+++ MATERIAL TO PROCESS
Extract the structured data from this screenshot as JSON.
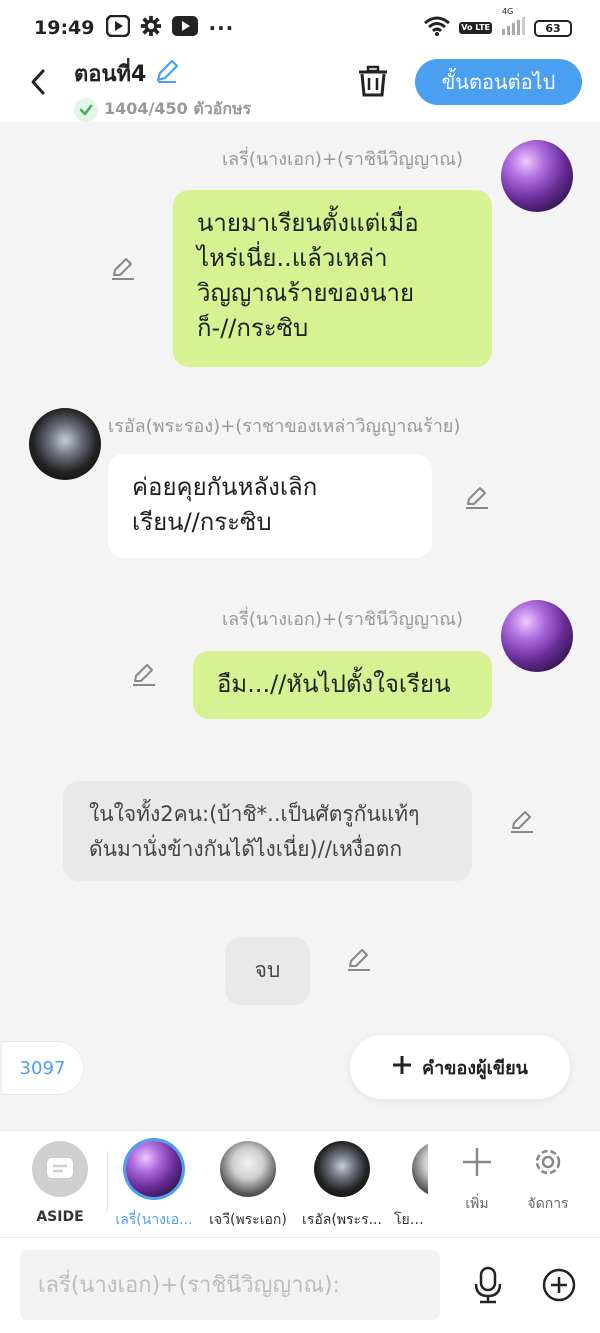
{
  "status_bar": {
    "time": "19:49",
    "battery": "63",
    "network": "4G",
    "volte": "Vo LTE"
  },
  "header": {
    "title": "ตอนที่4",
    "char_count": "1404/450 ตัวอักษร",
    "next_button": "ขั้นตอนต่อไป"
  },
  "messages": [
    {
      "sender": "เลรี่(นางเอก)+(ราชินีวิญญาณ)",
      "side": "right",
      "style": "green",
      "text": "นายมาเรียนตั้งแต่เมื่อ\nไหร่เนี่ย..แล้วเหล่า\nวิญญาณร้ายของนาย\nก็-//กระซิบ"
    },
    {
      "sender": "เรอัล(พระรอง)+(ราชาของเหล่าวิญญาณร้าย)",
      "side": "left",
      "style": "white",
      "text": "ค่อยคุยกันหลังเลิก\nเรียน//กระซิบ"
    },
    {
      "sender": "เลรี่(นางเอก)+(ราชินีวิญญาณ)",
      "side": "right",
      "style": "green",
      "text": "อืม...//หันไปตั้งใจเรียน"
    },
    {
      "sender": "",
      "side": "center",
      "style": "grey",
      "text": "ในใจทั้ง2คน:(บ้าชิ*..เป็นศัตรูกันแท้ๆ\nดันมานั่งข้างกันได้ไงเนี่ย)//เหงื่อตก"
    },
    {
      "sender": "",
      "side": "center",
      "style": "grey",
      "text": "จบ"
    }
  ],
  "counter": "3097",
  "author_button": "คำของผู้เขียน",
  "characters": [
    {
      "label": "ASIDE"
    },
    {
      "label": "เลรี่(นางเอ..."
    },
    {
      "label": "เจวี(พระเอก)"
    },
    {
      "label": "เรอัล(พระร..."
    },
    {
      "label": "โยบิ(เ"
    }
  ],
  "tools": {
    "add": "เพิ่ม",
    "manage": "จัดการ"
  },
  "input": {
    "placeholder": "เลรี่(นางเอก)+(ราชินีวิญญาณ):"
  },
  "colors": {
    "accent": "#4b9ff0",
    "green_bubble": "#d6f292",
    "background": "#f4f4f4"
  }
}
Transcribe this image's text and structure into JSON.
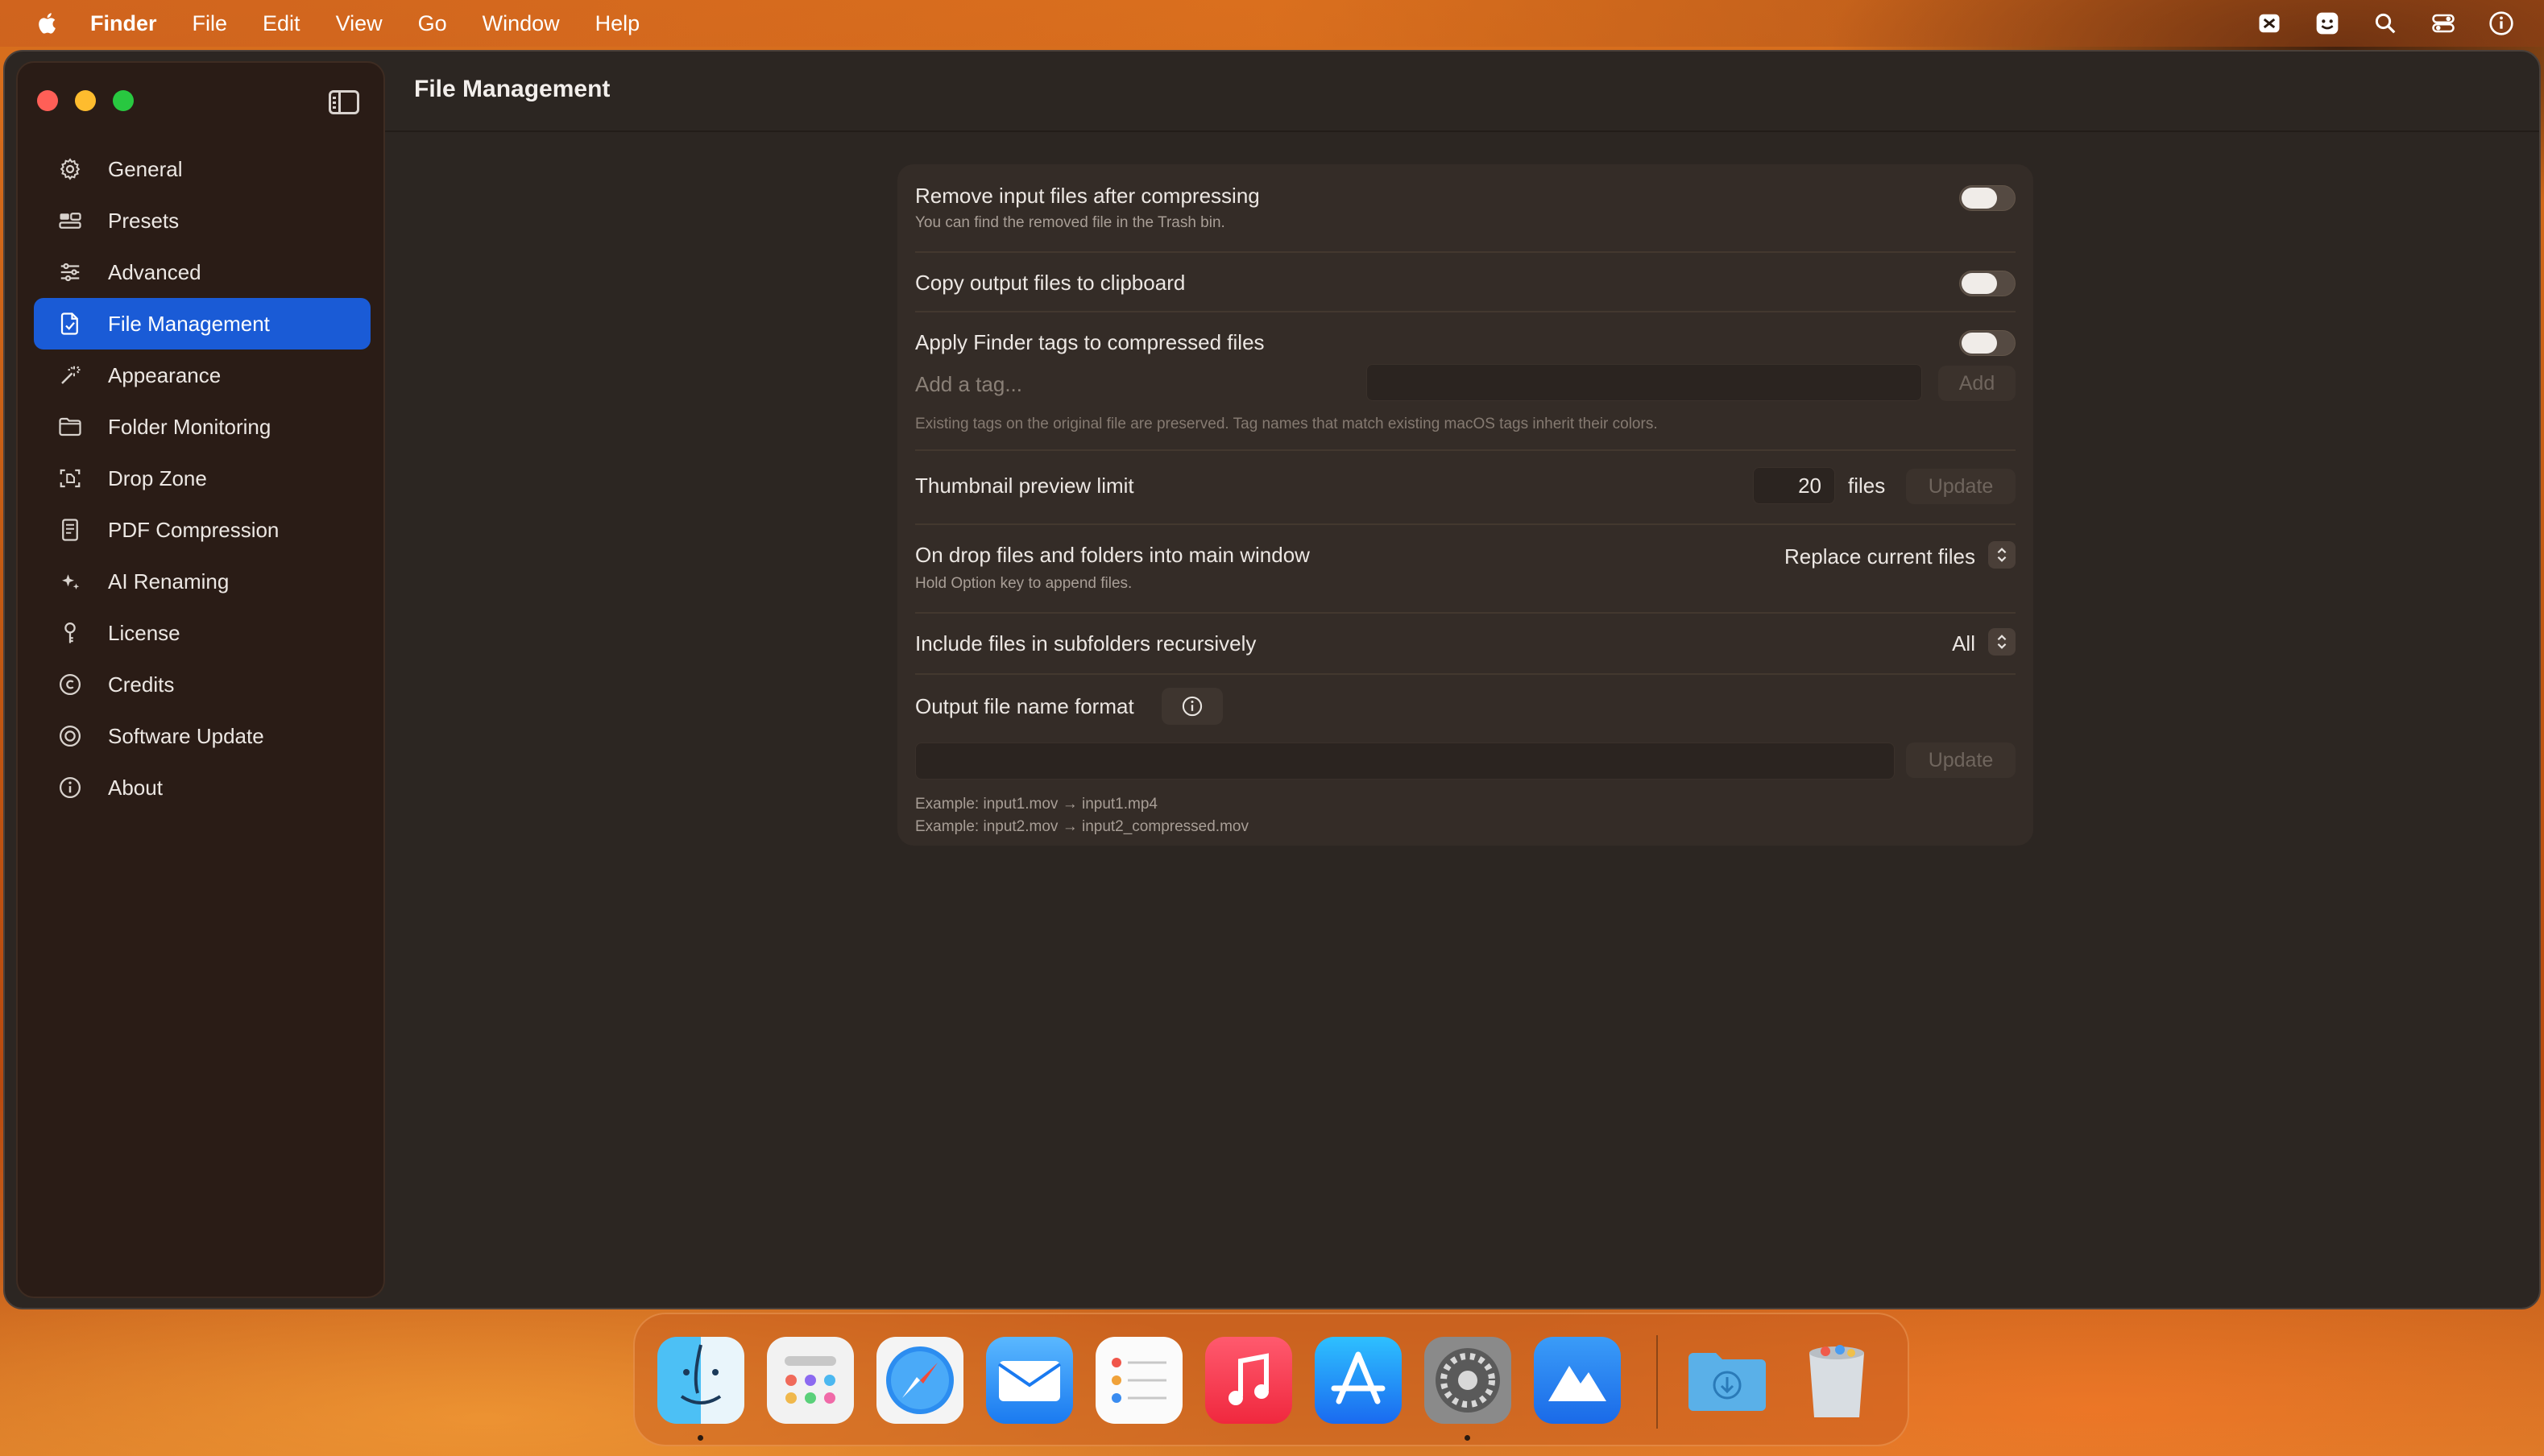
{
  "menubar": {
    "app": "Finder",
    "items": [
      "File",
      "Edit",
      "View",
      "Go",
      "Window",
      "Help"
    ]
  },
  "window": {
    "title": "File Management"
  },
  "sidebar": {
    "items": [
      {
        "label": "General",
        "icon": "gear-icon"
      },
      {
        "label": "Presets",
        "icon": "presets-icon"
      },
      {
        "label": "Advanced",
        "icon": "sliders-icon"
      },
      {
        "label": "File Management",
        "icon": "file-management-icon",
        "active": true
      },
      {
        "label": "Appearance",
        "icon": "magic-wand-icon"
      },
      {
        "label": "Folder Monitoring",
        "icon": "folder-icon"
      },
      {
        "label": "Drop Zone",
        "icon": "drop-zone-icon"
      },
      {
        "label": "PDF Compression",
        "icon": "document-icon"
      },
      {
        "label": "AI Renaming",
        "icon": "sparkles-icon"
      },
      {
        "label": "License",
        "icon": "key-icon"
      },
      {
        "label": "Credits",
        "icon": "copyright-icon"
      },
      {
        "label": "Software Update",
        "icon": "update-icon"
      },
      {
        "label": "About",
        "icon": "info-icon"
      }
    ]
  },
  "settings": {
    "remove_input": {
      "label": "Remove input files after compressing",
      "sub": "You can find the removed file in the Trash bin.",
      "on": false
    },
    "copy_clipboard": {
      "label": "Copy output files to clipboard",
      "on": false
    },
    "finder_tags": {
      "label": "Apply Finder tags to compressed files",
      "on": false,
      "placeholder": "Add a tag...",
      "add_label": "Add",
      "note": "Existing tags on the original file are preserved. Tag names that match existing macOS tags inherit their colors."
    },
    "thumbnail": {
      "label": "Thumbnail preview limit",
      "value": "20",
      "unit": "files",
      "update_label": "Update"
    },
    "on_drop": {
      "label": "On drop files and folders into main window",
      "sub": "Hold Option key to append files.",
      "value": "Replace current files"
    },
    "subfolders": {
      "label": "Include files in subfolders recursively",
      "value": "All"
    },
    "output_format": {
      "label": "Output file name format",
      "update_label": "Update",
      "example1": "Example: input1.mov → input1.mp4",
      "example2": "Example: input2.mov → input2_compressed.mov"
    }
  },
  "dock": {
    "apps": [
      "Finder",
      "Launchpad",
      "Safari",
      "Mail",
      "Reminders",
      "Music",
      "App Store",
      "System Settings",
      "Compressor"
    ],
    "others": [
      "Downloads",
      "Trash"
    ]
  },
  "colors": {
    "accent": "#1a5bd6",
    "window_bg": "#2c2622",
    "sidebar_bg": "#2a1c16",
    "card_bg": "#342c27"
  }
}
++++++
All records must be output exactly as they are, except for the pictures, which are left out.

## SOLUTION TO THE EXERCISE:
Extract the structured data from this screenshot as JSON.
{
  "status_bar": {
    "time": "19:49",
    "battery": "63",
    "network": "4G",
    "volte": "Vo LTE"
  },
  "header": {
    "title": "ตอนที่4",
    "char_count": "1404/450 ตัวอักษร",
    "next_button": "ขั้นตอนต่อไป"
  },
  "messages": [
    {
      "sender": "เลรี่(นางเอก)+(ราชินีวิญญาณ)",
      "side": "right",
      "style": "green",
      "text": "นายมาเรียนตั้งแต่เมื่อ\nไหร่เนี่ย..แล้วเหล่า\nวิญญาณร้ายของนาย\nก็-//กระซิบ"
    },
    {
      "sender": "เรอัล(พระรอง)+(ราชาของเหล่าวิญญาณร้าย)",
      "side": "left",
      "style": "white",
      "text": "ค่อยคุยกันหลังเลิก\nเรียน//กระซิบ"
    },
    {
      "sender": "เลรี่(นางเอก)+(ราชินีวิญญาณ)",
      "side": "right",
      "style": "green",
      "text": "อืม...//หันไปตั้งใจเรียน"
    },
    {
      "sender": "",
      "side": "center",
      "style": "grey",
      "text": "ในใจทั้ง2คน:(บ้าชิ*..เป็นศัตรูกันแท้ๆ\nดันมานั่งข้างกันได้ไงเนี่ย)//เหงื่อตก"
    },
    {
      "sender": "",
      "side": "center",
      "style": "grey",
      "text": "จบ"
    }
  ],
  "counter": "3097",
  "author_button": "คำของผู้เขียน",
  "characters": [
    {
      "label": "ASIDE"
    },
    {
      "label": "เลรี่(นางเอ..."
    },
    {
      "label": "เจวี(พระเอก)"
    },
    {
      "label": "เรอัล(พระร..."
    },
    {
      "label": "โยบิ(เ"
    }
  ],
  "tools": {
    "add": "เพิ่ม",
    "manage": "จัดการ"
  },
  "input": {
    "placeholder": "เลรี่(นางเอก)+(ราชินีวิญญาณ):"
  },
  "colors": {
    "accent": "#4b9ff0",
    "green_bubble": "#d6f292",
    "background": "#f4f4f4"
  }
}
Transcribe this image's text and structure into JSON.
{
  "menubar": {
    "app": "Finder",
    "items": [
      "File",
      "Edit",
      "View",
      "Go",
      "Window",
      "Help"
    ]
  },
  "window": {
    "title": "File Management"
  },
  "sidebar": {
    "items": [
      {
        "label": "General",
        "icon": "gear-icon"
      },
      {
        "label": "Presets",
        "icon": "presets-icon"
      },
      {
        "label": "Advanced",
        "icon": "sliders-icon"
      },
      {
        "label": "File Management",
        "icon": "file-management-icon",
        "active": true
      },
      {
        "label": "Appearance",
        "icon": "magic-wand-icon"
      },
      {
        "label": "Folder Monitoring",
        "icon": "folder-icon"
      },
      {
        "label": "Drop Zone",
        "icon": "drop-zone-icon"
      },
      {
        "label": "PDF Compression",
        "icon": "document-icon"
      },
      {
        "label": "AI Renaming",
        "icon": "sparkles-icon"
      },
      {
        "label": "License",
        "icon": "key-icon"
      },
      {
        "label": "Credits",
        "icon": "copyright-icon"
      },
      {
        "label": "Software Update",
        "icon": "update-icon"
      },
      {
        "label": "About",
        "icon": "info-icon"
      }
    ]
  },
  "settings": {
    "remove_input": {
      "label": "Remove input files after compressing",
      "sub": "You can find the removed file in the Trash bin.",
      "on": false
    },
    "copy_clipboard": {
      "label": "Copy output files to clipboard",
      "on": false
    },
    "finder_tags": {
      "label": "Apply Finder tags to compressed files",
      "on": false,
      "placeholder": "Add a tag...",
      "add_label": "Add",
      "note": "Existing tags on the original file are preserved. Tag names that match existing macOS tags inherit their colors."
    },
    "thumbnail": {
      "label": "Thumbnail preview limit",
      "value": "20",
      "unit": "files",
      "update_label": "Update"
    },
    "on_drop": {
      "label": "On drop files and folders into main window",
      "sub": "Hold Option key to append files.",
      "value": "Replace current files"
    },
    "subfolders": {
      "label": "Include files in subfolders recursively",
      "value": "All"
    },
    "output_format": {
      "label": "Output file name format",
      "update_label": "Update",
      "example1": "Example: input1.mov → input1.mp4",
      "example2": "Example: input2.mov → input2_compressed.mov"
    }
  },
  "dock": {
    "apps": [
      "Finder",
      "Launchpad",
      "Safari",
      "Mail",
      "Reminders",
      "Music",
      "App Store",
      "System Settings",
      "Compressor"
    ],
    "others": [
      "Downloads",
      "Trash"
    ]
  },
  "colors": {
    "accent": "#1a5bd6",
    "window_bg": "#2c2622",
    "sidebar_bg": "#2a1c16",
    "card_bg": "#342c27"
  }
}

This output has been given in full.